What the task asks
Scan the entries below. List each line with "Good".

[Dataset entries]

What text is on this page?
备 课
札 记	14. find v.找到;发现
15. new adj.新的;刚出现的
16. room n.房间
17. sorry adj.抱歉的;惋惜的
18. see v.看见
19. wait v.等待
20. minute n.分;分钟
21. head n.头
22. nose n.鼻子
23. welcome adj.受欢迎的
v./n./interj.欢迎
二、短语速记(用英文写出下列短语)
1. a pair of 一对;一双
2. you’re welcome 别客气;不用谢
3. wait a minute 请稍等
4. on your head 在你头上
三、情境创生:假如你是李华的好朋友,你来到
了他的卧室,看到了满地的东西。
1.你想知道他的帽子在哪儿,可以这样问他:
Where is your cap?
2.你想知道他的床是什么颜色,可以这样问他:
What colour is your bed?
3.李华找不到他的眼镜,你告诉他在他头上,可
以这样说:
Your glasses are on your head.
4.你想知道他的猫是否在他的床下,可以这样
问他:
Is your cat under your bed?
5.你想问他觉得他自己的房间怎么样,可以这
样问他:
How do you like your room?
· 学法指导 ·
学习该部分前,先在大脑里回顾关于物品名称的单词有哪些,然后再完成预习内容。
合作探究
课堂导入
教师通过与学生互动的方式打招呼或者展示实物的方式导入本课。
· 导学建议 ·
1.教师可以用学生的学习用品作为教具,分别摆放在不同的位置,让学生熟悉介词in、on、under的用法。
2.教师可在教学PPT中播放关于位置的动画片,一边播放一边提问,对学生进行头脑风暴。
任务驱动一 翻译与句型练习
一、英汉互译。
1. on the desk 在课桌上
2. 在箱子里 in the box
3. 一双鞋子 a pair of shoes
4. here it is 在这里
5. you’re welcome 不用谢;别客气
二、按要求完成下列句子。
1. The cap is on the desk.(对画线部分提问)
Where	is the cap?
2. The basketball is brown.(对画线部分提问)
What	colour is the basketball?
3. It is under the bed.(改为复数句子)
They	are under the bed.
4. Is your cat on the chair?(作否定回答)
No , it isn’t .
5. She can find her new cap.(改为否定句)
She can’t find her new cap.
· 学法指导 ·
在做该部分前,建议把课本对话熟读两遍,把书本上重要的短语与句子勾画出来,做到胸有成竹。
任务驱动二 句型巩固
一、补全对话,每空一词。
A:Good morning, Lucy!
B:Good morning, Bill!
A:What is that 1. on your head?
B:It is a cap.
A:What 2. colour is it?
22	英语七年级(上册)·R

* * *

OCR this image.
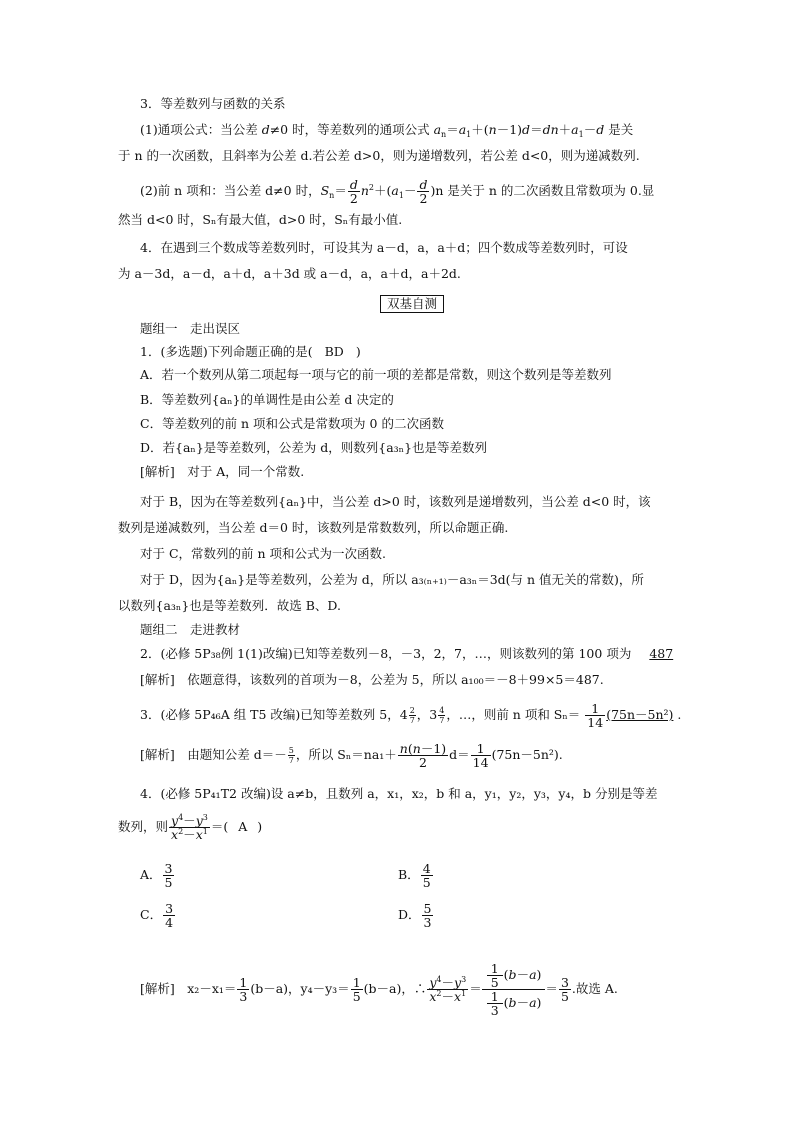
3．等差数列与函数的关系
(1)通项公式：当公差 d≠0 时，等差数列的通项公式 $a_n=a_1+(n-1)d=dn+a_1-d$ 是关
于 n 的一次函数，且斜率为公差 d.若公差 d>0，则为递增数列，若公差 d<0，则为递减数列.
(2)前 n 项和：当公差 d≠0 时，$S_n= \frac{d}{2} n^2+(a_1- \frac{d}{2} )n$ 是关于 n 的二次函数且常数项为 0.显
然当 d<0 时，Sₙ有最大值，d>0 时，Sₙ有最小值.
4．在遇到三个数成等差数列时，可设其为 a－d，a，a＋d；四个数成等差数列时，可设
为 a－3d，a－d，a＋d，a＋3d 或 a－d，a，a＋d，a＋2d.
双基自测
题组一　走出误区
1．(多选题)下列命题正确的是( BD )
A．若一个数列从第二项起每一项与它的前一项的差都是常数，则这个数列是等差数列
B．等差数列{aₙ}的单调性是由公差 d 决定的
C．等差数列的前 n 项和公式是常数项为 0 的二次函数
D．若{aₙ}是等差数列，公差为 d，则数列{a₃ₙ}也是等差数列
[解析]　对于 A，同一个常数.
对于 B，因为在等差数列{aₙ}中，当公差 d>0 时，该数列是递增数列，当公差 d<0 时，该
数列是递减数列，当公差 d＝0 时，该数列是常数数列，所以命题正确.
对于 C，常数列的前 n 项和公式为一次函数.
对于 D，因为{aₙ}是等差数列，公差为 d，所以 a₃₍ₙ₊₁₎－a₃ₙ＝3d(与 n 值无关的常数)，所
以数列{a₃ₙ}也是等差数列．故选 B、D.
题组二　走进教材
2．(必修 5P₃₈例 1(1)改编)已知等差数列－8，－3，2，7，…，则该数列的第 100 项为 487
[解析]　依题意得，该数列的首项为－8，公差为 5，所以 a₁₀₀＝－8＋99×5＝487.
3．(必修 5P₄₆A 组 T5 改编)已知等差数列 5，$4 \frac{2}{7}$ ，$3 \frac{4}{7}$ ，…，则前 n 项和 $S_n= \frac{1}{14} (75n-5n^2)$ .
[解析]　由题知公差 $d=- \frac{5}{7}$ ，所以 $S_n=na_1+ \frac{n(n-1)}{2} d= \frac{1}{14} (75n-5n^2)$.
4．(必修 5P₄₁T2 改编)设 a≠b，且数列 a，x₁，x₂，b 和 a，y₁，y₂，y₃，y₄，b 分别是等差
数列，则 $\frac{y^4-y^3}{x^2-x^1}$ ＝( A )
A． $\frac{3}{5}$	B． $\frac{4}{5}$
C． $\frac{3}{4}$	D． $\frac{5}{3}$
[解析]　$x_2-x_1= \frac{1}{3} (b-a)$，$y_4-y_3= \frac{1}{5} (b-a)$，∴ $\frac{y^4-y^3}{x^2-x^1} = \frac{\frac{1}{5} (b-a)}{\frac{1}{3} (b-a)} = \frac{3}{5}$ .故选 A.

* * *

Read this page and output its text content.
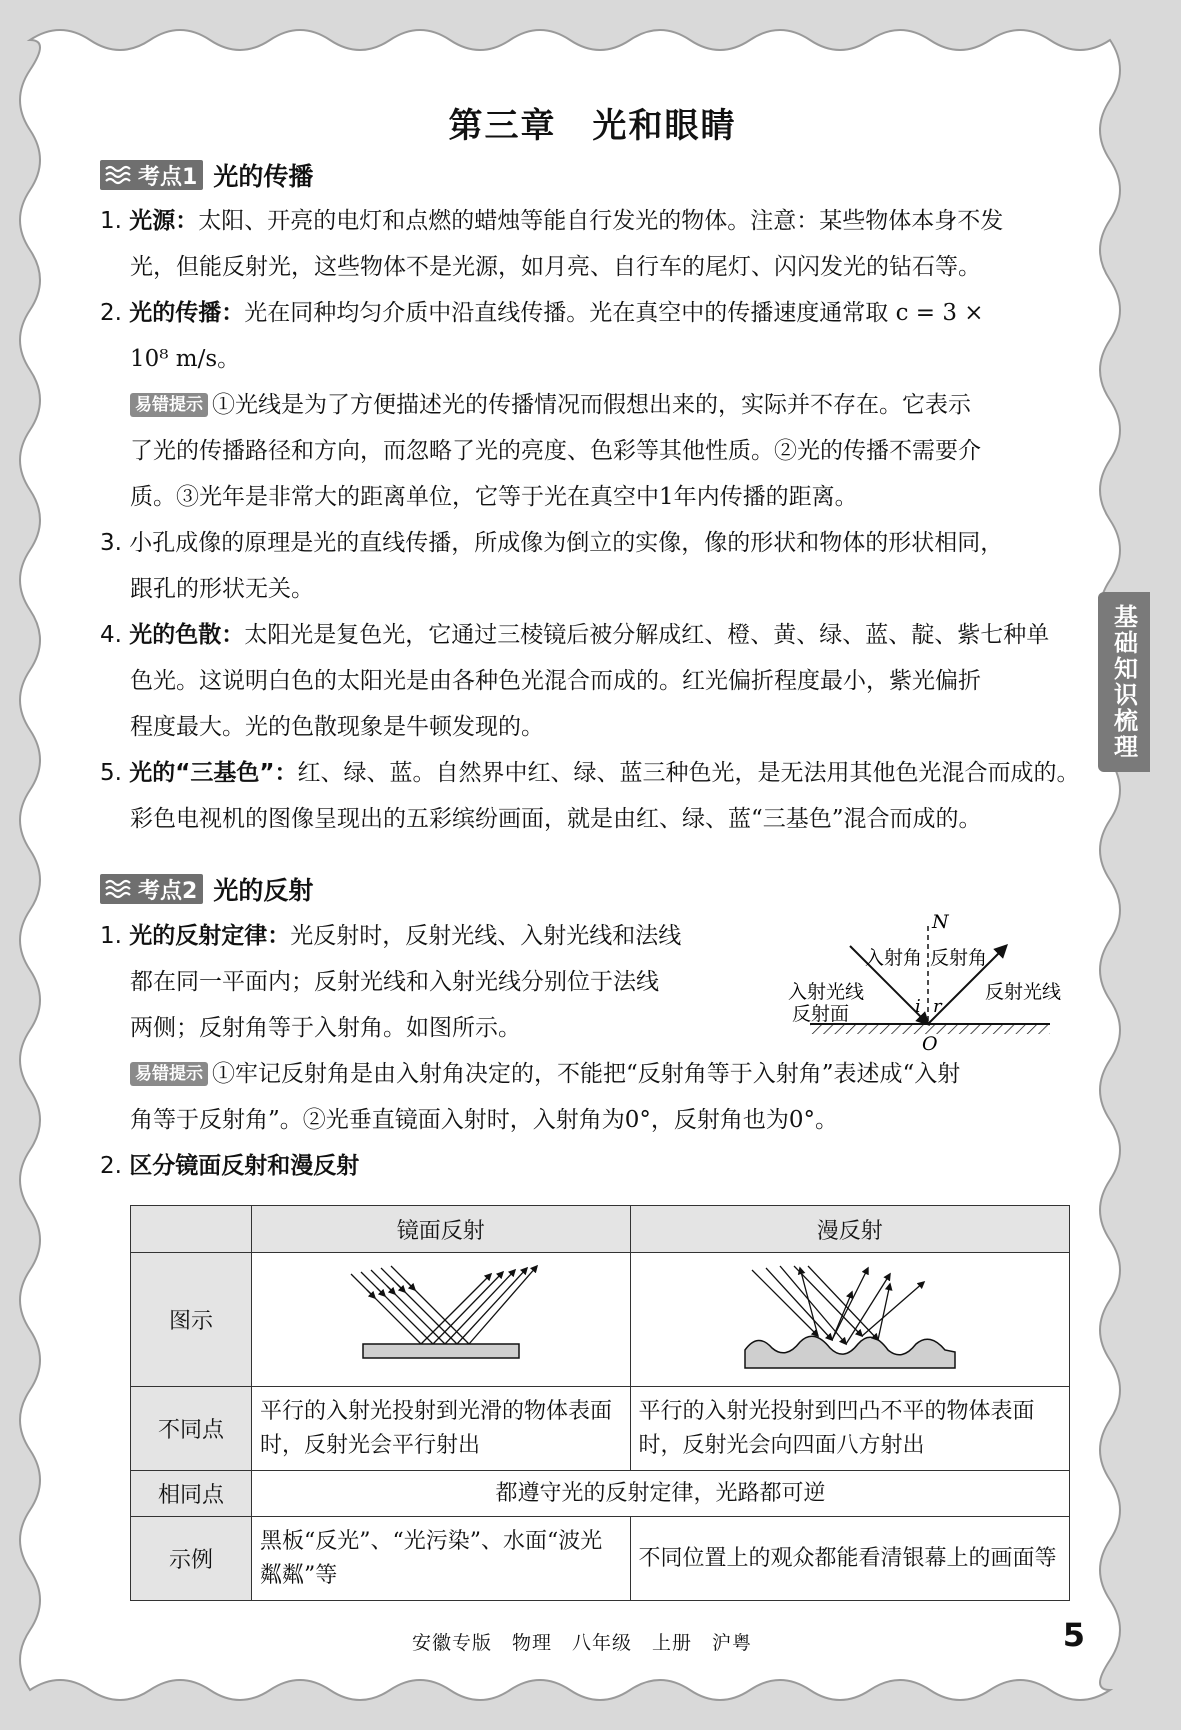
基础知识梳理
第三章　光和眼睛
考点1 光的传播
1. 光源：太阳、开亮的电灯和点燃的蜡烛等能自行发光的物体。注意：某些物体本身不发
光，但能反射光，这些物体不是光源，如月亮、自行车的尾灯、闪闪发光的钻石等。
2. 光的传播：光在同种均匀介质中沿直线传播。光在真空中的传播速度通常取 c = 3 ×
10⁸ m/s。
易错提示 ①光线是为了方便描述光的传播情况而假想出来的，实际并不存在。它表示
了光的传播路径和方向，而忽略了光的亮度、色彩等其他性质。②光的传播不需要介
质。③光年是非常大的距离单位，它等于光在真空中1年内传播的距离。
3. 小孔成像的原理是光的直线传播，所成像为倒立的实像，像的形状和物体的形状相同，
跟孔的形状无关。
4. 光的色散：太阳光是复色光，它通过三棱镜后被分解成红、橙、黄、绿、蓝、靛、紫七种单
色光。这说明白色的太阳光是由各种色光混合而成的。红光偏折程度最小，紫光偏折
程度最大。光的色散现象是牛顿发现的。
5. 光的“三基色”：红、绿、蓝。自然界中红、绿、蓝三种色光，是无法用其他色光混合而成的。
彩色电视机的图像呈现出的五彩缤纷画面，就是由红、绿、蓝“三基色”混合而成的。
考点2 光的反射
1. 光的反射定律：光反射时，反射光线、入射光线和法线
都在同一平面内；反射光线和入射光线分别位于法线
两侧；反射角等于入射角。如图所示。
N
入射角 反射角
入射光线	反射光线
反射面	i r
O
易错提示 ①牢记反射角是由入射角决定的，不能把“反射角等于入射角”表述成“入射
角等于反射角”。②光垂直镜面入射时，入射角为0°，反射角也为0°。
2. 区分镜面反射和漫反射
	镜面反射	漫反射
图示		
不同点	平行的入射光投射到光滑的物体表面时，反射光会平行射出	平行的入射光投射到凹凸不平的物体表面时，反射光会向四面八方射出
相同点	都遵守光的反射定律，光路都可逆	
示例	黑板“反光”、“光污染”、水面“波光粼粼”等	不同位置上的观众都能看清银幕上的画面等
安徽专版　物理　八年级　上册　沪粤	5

The reply
A:Good morning, Lucy!
B:Good morning, Bill!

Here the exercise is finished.